_Problem details_
All records are to be retyped faithfully and completely.

_Dataset extract_
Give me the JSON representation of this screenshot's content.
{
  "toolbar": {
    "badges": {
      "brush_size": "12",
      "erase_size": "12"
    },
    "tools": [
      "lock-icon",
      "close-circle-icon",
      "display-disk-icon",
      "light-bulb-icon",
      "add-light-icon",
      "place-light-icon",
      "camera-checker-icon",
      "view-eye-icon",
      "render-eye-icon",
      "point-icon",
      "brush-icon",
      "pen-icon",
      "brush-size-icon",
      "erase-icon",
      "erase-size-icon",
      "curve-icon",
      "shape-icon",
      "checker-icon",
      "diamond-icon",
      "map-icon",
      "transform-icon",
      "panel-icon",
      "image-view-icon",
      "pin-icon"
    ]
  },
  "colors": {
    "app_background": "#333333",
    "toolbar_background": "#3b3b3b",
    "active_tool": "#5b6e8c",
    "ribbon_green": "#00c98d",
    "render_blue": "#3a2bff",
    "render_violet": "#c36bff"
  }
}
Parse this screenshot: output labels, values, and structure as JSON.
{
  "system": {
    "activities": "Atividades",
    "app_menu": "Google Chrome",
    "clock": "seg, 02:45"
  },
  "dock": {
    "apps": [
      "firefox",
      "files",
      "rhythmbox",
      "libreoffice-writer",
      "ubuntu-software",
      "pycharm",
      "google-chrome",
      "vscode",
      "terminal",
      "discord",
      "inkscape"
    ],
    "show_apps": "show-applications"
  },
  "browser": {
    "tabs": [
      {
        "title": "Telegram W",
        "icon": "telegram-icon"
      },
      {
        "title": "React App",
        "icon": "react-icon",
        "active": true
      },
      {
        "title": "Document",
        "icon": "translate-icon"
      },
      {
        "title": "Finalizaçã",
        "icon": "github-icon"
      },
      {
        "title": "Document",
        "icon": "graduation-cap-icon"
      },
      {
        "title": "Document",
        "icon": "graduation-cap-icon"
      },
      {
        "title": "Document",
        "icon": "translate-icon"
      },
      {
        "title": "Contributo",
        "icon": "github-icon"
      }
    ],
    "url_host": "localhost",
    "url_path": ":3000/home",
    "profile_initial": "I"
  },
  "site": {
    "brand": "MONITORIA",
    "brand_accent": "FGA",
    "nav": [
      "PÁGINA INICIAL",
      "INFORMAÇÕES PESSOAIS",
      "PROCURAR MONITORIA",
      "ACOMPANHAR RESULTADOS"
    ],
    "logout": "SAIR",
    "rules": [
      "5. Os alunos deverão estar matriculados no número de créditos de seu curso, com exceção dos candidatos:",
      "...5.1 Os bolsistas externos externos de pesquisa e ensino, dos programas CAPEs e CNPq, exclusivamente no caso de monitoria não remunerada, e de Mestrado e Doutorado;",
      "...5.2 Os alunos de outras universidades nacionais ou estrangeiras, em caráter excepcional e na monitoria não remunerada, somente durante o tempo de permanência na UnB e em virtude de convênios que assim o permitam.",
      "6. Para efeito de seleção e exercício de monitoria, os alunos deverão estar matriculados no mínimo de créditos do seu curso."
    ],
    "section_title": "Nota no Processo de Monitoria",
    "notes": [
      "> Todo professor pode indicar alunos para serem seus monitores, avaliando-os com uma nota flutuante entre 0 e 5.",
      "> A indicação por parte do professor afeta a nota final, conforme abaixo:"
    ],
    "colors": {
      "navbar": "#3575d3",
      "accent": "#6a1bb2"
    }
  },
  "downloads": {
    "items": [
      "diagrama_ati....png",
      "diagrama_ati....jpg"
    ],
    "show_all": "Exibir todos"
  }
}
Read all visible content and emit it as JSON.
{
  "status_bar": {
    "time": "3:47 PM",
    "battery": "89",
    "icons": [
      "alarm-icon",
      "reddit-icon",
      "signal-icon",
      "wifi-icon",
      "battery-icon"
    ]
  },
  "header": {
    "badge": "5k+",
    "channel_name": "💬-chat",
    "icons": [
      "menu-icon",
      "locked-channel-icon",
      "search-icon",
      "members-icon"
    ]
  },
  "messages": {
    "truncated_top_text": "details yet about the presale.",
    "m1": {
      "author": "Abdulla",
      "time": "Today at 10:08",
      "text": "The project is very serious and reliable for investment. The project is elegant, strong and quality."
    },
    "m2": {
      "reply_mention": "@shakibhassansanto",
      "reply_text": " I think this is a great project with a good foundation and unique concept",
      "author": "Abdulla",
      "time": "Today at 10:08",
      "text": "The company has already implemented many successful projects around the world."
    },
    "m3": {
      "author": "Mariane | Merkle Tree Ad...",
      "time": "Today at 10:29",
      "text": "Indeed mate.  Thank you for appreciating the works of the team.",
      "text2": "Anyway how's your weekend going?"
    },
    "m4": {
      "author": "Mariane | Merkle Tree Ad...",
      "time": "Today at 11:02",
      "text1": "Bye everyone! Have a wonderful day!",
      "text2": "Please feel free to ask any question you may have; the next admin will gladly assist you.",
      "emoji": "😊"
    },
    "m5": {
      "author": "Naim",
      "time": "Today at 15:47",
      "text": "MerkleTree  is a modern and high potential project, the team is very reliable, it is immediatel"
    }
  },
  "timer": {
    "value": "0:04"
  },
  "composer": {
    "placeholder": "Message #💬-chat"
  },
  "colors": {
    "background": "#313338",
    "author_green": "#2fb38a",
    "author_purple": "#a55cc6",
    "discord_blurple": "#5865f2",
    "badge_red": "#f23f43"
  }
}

_Complete response_
Give me the JSON representation of this screenshot's content.
{
  "toolbar": {
    "badges": {
      "brush_size": "12",
      "erase_size": "12"
    },
    "tools": [
      "lock-icon",
      "close-circle-icon",
      "display-disk-icon",
      "light-bulb-icon",
      "add-light-icon",
      "place-light-icon",
      "camera-checker-icon",
      "view-eye-icon",
      "render-eye-icon",
      "point-icon",
      "brush-icon",
      "pen-icon",
      "brush-size-icon",
      "erase-icon",
      "erase-size-icon",
      "curve-icon",
      "shape-icon",
      "checker-icon",
      "diamond-icon",
      "map-icon",
      "transform-icon",
      "panel-icon",
      "image-view-icon",
      "pin-icon"
    ]
  },
  "colors": {
    "app_background": "#333333",
    "toolbar_background": "#3b3b3b",
    "active_tool": "#5b6e8c",
    "ribbon_green": "#00c98d",
    "render_blue": "#3a2bff",
    "render_violet": "#c36bff"
  }
}
Parse this screenshot: output labels, values, and structure as JSON.
{
  "system": {
    "activities": "Atividades",
    "app_menu": "Google Chrome",
    "clock": "seg, 02:45"
  },
  "dock": {
    "apps": [
      "firefox",
      "files",
      "rhythmbox",
      "libreoffice-writer",
      "ubuntu-software",
      "pycharm",
      "google-chrome",
      "vscode",
      "terminal",
      "discord",
      "inkscape"
    ],
    "show_apps": "show-applications"
  },
  "browser": {
    "tabs": [
      {
        "title": "Telegram W",
        "icon": "telegram-icon"
      },
      {
        "title": "React App",
        "icon": "react-icon",
        "active": true
      },
      {
        "title": "Document",
        "icon": "translate-icon"
      },
      {
        "title": "Finalizaçã",
        "icon": "github-icon"
      },
      {
        "title": "Document",
        "icon": "graduation-cap-icon"
      },
      {
        "title": "Document",
        "icon": "graduation-cap-icon"
      },
      {
        "title": "Document",
        "icon": "translate-icon"
      },
      {
        "title": "Contributo",
        "icon": "github-icon"
      }
    ],
    "url_host": "localhost",
    "url_path": ":3000/home",
    "profile_initial": "I"
  },
  "site": {
    "brand": "MONITORIA",
    "brand_accent": "FGA",
    "nav": [
      "PÁGINA INICIAL",
      "INFORMAÇÕES PESSOAIS",
      "PROCURAR MONITORIA",
      "ACOMPANHAR RESULTADOS"
    ],
    "logout": "SAIR",
    "rules": [
      "5. Os alunos deverão estar matriculados no número de créditos de seu curso, com exceção dos candidatos:",
      "...5.1 Os bolsistas externos externos de pesquisa e ensino, dos programas CAPEs e CNPq, exclusivamente no caso de monitoria não remunerada, e de Mestrado e Doutorado;",
      "...5.2 Os alunos de outras universidades nacionais ou estrangeiras, em caráter excepcional e na monitoria não remunerada, somente durante o tempo de permanência na UnB e em virtude de convênios que assim o permitam.",
      "6. Para efeito de seleção e exercício de monitoria, os alunos deverão estar matriculados no mínimo de créditos do seu curso."
    ],
    "section_title": "Nota no Processo de Monitoria",
    "notes": [
      "> Todo professor pode indicar alunos para serem seus monitores, avaliando-os com uma nota flutuante entre 0 e 5.",
      "> A indicação por parte do professor afeta a nota final, conforme abaixo:"
    ],
    "colors": {
      "navbar": "#3575d3",
      "accent": "#6a1bb2"
    }
  },
  "downloads": {
    "items": [
      "diagrama_ati....png",
      "diagrama_ati....jpg"
    ],
    "show_all": "Exibir todos"
  }
}
Read all visible content and emit it as JSON.
{
  "status_bar": {
    "time": "3:47 PM",
    "battery": "89",
    "icons": [
      "alarm-icon",
      "reddit-icon",
      "signal-icon",
      "wifi-icon",
      "battery-icon"
    ]
  },
  "header": {
    "badge": "5k+",
    "channel_name": "💬-chat",
    "icons": [
      "menu-icon",
      "locked-channel-icon",
      "search-icon",
      "members-icon"
    ]
  },
  "messages": {
    "truncated_top_text": "details yet about the presale.",
    "m1": {
      "author": "Abdulla",
      "time": "Today at 10:08",
      "text": "The project is very serious and reliable for investment. The project is elegant, strong and quality."
    },
    "m2": {
      "reply_mention": "@shakibhassansanto",
      "reply_text": " I think this is a great project with a good foundation and unique concept",
      "author": "Abdulla",
      "time": "Today at 10:08",
      "text": "The company has already implemented many successful projects around the world."
    },
    "m3": {
      "author": "Mariane | Merkle Tree Ad...",
      "time": "Today at 10:29",
      "text": "Indeed mate.  Thank you for appreciating the works of the team.",
      "text2": "Anyway how's your weekend going?"
    },
    "m4": {
      "author": "Mariane | Merkle Tree Ad...",
      "time": "Today at 11:02",
      "text1": "Bye everyone! Have a wonderful day!",
      "text2": "Please feel free to ask any question you may have; the next admin will gladly assist you.",
      "emoji": "😊"
    },
    "m5": {
      "author": "Naim",
      "time": "Today at 15:47",
      "text": "MerkleTree  is a modern and high potential project, the team is very reliable, it is immediatel"
    }
  },
  "timer": {
    "value": "0:04"
  },
  "composer": {
    "placeholder": "Message #💬-chat"
  },
  "colors": {
    "background": "#313338",
    "author_green": "#2fb38a",
    "author_purple": "#a55cc6",
    "discord_blurple": "#5865f2",
    "badge_red": "#f23f43"
  }
}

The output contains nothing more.